***** Stored records *****

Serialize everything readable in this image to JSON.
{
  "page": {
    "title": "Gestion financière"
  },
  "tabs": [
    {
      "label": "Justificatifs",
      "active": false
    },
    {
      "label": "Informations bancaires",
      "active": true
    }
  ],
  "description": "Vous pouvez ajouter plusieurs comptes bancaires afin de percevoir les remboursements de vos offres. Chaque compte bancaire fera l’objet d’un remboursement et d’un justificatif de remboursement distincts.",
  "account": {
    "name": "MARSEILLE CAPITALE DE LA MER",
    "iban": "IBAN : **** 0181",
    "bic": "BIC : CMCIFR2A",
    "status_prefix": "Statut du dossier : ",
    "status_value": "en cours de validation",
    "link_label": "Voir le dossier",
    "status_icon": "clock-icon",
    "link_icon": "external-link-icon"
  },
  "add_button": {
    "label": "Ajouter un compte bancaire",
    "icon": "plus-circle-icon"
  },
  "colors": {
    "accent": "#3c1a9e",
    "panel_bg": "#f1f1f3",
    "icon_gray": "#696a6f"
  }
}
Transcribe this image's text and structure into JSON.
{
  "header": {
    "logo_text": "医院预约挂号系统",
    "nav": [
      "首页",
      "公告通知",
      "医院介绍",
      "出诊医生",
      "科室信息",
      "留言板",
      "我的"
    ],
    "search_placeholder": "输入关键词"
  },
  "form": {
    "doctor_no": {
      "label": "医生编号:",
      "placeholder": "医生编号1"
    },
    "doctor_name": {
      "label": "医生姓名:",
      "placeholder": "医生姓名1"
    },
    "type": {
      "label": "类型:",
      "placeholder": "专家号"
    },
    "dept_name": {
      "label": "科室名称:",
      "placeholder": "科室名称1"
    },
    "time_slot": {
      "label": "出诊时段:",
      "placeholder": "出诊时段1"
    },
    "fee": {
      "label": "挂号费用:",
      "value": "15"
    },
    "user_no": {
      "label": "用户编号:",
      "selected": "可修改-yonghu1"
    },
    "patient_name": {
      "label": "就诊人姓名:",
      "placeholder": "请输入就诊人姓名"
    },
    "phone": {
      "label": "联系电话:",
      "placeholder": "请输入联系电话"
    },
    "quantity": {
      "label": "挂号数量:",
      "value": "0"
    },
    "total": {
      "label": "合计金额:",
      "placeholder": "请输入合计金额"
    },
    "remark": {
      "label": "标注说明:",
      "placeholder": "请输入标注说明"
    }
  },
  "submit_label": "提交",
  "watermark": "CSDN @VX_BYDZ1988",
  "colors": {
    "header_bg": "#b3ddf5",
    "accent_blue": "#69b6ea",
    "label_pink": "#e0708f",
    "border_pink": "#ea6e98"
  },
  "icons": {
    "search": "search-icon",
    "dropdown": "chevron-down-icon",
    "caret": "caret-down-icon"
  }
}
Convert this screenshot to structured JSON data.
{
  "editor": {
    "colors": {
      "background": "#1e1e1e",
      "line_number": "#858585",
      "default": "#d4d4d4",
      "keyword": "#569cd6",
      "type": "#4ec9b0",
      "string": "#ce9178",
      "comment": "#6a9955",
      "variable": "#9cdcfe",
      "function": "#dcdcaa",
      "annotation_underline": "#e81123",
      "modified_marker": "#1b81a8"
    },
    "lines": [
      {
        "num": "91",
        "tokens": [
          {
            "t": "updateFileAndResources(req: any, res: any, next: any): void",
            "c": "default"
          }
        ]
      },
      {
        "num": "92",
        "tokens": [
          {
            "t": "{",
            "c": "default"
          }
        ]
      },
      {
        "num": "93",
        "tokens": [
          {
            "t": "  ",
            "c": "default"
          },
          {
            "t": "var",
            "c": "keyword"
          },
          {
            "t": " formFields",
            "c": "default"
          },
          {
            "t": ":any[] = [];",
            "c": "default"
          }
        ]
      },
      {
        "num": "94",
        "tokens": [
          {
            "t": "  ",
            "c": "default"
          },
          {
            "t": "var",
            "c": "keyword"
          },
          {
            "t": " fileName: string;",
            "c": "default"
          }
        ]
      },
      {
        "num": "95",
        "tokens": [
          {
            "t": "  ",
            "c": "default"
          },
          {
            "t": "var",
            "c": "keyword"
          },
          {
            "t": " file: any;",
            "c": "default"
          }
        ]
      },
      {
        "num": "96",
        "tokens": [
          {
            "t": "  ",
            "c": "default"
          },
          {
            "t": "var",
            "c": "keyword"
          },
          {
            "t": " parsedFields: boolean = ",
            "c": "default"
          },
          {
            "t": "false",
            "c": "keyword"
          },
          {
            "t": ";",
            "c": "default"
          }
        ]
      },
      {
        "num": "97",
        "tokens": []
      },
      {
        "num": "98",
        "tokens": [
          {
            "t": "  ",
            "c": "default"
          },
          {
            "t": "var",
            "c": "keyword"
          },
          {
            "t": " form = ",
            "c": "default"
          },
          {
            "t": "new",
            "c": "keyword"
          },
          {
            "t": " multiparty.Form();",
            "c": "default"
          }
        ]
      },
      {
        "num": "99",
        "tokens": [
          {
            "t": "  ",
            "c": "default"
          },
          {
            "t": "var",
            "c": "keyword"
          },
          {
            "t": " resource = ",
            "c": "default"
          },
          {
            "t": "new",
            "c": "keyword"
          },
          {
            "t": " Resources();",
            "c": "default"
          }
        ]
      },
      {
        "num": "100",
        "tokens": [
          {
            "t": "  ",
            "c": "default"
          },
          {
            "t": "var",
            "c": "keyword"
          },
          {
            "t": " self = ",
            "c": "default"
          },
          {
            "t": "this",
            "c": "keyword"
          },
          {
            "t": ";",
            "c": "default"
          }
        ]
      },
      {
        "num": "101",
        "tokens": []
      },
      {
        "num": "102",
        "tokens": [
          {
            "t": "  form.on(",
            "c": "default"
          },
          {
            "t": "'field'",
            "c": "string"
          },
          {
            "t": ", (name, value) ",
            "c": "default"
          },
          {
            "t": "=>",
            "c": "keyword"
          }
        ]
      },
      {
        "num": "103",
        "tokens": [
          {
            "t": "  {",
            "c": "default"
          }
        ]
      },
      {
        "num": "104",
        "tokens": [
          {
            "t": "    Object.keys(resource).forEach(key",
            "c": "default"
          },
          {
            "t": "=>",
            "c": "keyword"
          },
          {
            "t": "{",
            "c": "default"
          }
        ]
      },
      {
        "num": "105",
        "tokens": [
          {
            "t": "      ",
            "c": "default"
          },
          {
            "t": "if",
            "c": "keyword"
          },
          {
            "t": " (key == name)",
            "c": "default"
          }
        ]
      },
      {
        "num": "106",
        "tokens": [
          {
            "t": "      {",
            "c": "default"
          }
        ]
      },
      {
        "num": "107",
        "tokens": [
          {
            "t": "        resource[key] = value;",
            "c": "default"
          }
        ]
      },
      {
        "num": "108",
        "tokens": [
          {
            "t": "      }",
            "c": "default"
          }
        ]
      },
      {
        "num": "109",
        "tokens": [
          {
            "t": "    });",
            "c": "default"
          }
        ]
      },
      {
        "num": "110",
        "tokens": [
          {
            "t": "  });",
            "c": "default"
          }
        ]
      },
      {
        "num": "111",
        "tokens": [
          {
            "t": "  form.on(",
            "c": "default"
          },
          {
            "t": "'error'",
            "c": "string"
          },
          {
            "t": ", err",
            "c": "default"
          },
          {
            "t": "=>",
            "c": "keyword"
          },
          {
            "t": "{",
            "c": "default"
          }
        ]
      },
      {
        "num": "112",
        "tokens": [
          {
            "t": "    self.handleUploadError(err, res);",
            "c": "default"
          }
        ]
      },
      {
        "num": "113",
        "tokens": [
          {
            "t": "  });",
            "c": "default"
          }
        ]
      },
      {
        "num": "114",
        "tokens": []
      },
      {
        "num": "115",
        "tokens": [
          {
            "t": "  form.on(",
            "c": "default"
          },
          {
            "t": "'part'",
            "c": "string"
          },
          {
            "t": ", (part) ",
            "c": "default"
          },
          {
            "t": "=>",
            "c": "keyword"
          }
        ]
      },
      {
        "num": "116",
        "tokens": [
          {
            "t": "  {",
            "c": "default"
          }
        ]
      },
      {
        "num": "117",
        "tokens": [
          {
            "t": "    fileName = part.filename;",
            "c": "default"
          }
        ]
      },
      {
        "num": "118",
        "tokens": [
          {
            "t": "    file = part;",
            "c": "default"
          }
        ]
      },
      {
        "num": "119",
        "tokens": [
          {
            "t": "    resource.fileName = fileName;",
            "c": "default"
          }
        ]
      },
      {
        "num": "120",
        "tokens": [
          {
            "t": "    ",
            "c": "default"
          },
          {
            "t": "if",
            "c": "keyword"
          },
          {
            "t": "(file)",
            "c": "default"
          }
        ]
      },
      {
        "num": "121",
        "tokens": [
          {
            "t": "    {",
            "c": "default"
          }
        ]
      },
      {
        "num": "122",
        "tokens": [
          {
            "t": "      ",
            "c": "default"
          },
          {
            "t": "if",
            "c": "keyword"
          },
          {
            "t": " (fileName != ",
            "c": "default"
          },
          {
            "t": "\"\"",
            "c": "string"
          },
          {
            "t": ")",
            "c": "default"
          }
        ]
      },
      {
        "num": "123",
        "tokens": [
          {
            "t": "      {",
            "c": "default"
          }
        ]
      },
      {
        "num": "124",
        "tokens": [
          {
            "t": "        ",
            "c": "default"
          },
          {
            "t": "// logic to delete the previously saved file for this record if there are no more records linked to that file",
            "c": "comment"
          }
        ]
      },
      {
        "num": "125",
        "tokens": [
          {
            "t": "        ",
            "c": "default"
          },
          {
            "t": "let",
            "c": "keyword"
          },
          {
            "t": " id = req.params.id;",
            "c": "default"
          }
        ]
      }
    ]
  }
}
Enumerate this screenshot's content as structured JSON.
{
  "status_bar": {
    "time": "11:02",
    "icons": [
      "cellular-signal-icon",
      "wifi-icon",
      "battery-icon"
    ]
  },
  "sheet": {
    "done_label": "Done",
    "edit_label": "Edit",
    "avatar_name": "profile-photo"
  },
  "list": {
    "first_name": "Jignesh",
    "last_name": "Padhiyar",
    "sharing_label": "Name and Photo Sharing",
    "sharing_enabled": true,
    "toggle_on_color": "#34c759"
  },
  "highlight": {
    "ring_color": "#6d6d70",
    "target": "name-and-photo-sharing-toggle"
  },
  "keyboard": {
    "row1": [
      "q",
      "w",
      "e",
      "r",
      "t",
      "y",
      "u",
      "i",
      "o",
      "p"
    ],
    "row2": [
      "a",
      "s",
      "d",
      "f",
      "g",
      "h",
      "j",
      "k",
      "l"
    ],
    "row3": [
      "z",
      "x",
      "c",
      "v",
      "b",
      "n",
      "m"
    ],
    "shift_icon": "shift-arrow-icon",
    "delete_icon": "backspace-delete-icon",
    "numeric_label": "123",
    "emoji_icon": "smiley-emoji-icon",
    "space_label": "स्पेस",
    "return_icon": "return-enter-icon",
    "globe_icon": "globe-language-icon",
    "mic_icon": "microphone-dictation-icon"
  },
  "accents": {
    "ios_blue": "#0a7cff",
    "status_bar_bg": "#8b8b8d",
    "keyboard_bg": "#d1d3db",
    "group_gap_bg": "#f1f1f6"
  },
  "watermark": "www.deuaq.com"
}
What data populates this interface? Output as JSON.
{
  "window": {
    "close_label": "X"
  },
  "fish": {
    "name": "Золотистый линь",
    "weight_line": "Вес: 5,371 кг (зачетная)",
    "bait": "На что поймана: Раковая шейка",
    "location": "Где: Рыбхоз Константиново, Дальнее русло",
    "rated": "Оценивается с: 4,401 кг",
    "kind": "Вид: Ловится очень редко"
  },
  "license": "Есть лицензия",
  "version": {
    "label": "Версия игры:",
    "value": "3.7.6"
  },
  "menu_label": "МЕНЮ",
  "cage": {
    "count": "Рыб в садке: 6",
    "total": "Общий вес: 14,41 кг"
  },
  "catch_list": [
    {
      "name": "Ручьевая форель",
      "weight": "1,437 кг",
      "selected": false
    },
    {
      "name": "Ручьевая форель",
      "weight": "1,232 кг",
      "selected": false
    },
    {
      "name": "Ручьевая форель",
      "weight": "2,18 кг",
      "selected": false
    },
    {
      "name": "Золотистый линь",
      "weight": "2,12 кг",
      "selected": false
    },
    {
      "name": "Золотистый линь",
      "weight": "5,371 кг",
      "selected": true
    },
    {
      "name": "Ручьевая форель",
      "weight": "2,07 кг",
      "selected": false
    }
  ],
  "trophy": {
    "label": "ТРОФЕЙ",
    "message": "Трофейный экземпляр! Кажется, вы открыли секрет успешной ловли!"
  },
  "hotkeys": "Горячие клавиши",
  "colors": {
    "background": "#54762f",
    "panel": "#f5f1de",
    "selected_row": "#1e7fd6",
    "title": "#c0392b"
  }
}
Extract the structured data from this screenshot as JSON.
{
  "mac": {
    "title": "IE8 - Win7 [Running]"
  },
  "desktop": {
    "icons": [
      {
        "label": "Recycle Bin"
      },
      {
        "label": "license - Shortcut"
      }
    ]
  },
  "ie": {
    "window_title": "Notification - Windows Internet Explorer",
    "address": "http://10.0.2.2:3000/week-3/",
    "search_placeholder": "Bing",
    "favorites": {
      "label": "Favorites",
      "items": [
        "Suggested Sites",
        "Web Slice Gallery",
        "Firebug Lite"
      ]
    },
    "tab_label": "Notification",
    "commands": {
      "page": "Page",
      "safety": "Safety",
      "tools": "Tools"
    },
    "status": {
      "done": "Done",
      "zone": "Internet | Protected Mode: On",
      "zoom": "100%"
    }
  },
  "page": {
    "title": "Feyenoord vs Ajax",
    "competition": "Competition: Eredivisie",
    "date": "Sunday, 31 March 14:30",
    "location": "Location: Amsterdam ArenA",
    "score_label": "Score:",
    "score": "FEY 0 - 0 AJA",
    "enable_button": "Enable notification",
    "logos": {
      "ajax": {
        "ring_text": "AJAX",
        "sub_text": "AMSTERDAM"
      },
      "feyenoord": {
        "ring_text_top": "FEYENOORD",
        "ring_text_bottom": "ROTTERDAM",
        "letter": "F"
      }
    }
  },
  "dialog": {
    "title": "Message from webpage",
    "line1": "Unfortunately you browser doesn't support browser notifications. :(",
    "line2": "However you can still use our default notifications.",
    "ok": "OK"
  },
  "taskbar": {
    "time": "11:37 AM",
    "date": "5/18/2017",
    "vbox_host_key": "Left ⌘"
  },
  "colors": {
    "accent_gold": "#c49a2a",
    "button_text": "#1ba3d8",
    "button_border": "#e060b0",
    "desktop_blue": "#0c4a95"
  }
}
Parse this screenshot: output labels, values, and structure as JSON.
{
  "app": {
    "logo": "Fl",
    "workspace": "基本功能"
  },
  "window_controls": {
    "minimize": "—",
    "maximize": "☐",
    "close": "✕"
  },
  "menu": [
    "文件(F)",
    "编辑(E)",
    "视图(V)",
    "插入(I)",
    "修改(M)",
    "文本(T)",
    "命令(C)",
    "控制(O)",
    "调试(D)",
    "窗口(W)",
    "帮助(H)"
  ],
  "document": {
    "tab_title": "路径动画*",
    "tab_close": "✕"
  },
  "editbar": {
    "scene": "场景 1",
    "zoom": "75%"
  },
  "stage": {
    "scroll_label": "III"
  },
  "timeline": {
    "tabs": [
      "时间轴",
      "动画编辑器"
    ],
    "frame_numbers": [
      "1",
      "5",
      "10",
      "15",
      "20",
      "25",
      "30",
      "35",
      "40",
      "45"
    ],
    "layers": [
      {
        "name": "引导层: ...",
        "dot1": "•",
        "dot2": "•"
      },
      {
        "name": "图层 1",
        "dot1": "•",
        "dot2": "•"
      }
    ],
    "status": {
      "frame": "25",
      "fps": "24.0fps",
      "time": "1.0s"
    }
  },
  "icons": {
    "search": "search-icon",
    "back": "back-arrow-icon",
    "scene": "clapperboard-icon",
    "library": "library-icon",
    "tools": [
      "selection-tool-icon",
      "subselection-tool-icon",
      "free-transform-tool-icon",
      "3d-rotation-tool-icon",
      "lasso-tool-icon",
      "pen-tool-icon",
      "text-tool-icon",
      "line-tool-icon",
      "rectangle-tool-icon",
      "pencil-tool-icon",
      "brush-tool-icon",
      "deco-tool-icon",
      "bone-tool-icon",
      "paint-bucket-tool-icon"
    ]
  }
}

*****

- What this task involves -
Determine the number of lines in the listing that contain the string "from". Write that number and nothing else.

- Final result -
2